→ GOAL OF THE EXERCISE:
Read the material below and tally how many lines hold the word "left", giving the number and nothing else.
[Start of EXTRACTED MATERIAL]
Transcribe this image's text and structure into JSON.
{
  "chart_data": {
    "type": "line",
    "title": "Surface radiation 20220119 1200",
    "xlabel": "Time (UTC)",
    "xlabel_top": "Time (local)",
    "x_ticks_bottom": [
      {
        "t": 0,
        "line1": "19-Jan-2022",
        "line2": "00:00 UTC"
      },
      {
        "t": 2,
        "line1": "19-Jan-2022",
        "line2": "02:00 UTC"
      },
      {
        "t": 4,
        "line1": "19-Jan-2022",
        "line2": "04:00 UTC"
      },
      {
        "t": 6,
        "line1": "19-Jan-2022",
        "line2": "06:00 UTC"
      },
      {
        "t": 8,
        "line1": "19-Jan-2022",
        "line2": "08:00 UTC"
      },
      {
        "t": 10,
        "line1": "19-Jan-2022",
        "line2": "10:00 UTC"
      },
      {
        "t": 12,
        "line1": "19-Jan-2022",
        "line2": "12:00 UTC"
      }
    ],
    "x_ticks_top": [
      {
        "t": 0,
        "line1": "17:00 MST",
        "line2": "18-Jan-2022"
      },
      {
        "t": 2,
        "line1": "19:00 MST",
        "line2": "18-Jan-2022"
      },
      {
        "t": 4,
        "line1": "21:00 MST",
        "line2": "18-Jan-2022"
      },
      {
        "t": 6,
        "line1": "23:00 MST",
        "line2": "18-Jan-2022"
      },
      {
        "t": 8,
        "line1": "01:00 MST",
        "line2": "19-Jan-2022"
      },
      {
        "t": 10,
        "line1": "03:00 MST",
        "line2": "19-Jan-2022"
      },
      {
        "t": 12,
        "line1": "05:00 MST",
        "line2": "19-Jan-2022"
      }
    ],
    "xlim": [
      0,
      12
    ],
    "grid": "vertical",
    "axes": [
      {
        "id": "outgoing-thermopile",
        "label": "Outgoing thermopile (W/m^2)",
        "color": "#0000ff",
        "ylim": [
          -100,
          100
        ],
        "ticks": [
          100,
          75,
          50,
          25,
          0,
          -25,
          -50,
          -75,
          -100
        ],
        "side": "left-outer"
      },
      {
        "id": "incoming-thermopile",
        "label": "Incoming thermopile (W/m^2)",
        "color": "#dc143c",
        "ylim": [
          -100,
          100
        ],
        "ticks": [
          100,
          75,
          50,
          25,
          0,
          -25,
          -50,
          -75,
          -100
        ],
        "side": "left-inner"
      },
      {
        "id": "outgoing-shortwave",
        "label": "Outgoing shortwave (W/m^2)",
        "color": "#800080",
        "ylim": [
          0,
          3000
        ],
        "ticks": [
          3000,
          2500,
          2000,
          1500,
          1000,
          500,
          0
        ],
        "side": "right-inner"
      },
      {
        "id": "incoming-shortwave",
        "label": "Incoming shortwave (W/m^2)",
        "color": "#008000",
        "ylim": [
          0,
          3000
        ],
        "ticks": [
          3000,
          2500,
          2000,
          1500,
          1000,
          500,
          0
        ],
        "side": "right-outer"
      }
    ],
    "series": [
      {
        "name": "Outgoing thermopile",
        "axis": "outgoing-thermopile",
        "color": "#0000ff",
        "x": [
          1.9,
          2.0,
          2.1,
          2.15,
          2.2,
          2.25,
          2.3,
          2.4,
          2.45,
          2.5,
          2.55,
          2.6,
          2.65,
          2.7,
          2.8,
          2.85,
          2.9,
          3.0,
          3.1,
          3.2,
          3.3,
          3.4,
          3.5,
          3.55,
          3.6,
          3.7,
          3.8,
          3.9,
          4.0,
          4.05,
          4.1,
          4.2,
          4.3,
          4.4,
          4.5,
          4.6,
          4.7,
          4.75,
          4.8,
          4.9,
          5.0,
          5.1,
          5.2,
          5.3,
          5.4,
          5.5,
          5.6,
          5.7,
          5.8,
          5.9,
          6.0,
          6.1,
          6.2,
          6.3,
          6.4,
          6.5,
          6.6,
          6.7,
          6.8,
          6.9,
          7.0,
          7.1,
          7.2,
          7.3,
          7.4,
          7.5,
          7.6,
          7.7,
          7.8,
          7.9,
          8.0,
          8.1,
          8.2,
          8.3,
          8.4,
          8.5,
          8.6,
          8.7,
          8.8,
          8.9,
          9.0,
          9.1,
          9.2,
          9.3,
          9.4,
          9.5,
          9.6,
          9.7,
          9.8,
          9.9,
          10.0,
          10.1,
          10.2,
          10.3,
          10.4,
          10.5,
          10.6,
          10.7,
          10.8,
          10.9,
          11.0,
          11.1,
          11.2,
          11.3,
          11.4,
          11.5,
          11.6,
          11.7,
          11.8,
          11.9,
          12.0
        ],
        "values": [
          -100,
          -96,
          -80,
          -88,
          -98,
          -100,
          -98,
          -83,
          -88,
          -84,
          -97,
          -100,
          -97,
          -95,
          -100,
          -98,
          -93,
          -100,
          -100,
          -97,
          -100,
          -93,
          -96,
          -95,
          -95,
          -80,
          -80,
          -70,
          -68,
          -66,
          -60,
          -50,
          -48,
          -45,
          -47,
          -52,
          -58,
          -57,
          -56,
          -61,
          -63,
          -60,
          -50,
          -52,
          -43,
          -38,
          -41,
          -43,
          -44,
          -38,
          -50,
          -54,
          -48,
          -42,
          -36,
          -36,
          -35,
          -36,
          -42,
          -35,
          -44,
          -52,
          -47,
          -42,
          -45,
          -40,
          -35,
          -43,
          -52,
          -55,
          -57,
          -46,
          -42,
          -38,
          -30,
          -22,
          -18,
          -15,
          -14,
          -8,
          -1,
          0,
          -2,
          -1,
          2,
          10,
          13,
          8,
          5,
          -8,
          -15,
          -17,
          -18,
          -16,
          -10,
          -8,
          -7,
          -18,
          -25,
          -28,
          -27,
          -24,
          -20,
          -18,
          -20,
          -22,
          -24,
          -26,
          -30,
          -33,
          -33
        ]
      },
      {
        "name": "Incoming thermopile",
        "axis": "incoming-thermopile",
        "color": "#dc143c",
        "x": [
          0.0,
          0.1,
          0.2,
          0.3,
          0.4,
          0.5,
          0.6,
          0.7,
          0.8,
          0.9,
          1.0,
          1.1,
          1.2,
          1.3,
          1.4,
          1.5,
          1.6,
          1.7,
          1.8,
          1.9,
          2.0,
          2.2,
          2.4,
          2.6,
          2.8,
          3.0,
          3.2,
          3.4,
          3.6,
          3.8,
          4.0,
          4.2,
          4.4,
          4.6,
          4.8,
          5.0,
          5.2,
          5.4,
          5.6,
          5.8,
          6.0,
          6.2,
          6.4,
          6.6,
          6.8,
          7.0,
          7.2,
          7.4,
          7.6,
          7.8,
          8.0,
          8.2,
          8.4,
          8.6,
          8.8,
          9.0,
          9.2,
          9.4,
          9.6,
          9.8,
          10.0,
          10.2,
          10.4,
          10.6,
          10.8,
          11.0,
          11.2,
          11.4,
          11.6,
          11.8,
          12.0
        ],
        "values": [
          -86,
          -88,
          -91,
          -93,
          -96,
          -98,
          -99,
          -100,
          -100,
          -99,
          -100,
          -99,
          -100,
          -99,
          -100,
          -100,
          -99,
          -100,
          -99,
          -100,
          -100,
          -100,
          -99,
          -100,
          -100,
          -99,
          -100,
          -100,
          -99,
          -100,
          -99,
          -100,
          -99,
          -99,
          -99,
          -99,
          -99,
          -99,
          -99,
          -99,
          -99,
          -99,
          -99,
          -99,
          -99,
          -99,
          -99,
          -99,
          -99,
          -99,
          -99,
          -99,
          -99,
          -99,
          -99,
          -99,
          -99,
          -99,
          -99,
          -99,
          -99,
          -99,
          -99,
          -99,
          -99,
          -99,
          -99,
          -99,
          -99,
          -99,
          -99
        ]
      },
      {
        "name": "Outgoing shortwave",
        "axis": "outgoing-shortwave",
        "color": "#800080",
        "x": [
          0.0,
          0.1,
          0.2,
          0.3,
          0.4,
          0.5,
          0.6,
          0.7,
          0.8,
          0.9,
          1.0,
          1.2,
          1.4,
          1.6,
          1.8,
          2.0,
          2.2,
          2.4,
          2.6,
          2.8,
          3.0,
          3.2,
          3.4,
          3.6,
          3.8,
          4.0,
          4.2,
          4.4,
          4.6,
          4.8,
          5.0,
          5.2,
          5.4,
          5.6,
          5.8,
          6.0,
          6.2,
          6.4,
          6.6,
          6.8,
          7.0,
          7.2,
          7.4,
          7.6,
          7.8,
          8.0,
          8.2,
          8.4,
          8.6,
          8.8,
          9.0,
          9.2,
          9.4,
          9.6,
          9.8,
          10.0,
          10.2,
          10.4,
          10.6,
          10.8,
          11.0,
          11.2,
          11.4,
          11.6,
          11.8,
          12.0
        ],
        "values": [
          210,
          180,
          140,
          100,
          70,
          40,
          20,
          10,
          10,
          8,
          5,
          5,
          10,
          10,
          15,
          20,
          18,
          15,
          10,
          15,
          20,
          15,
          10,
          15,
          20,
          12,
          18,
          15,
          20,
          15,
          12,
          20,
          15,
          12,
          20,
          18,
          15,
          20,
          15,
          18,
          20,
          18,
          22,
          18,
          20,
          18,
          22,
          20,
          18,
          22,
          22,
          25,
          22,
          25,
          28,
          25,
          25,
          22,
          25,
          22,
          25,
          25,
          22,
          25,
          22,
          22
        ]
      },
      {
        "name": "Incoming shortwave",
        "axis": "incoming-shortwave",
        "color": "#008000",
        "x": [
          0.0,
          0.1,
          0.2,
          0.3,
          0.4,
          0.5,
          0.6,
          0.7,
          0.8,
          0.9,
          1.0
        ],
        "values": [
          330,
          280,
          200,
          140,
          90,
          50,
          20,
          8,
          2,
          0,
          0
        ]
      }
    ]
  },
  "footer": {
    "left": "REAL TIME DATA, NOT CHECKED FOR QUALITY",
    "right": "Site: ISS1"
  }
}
[End of EXTRACTED MATERIAL]
→ SOLVED PROBLEM:
3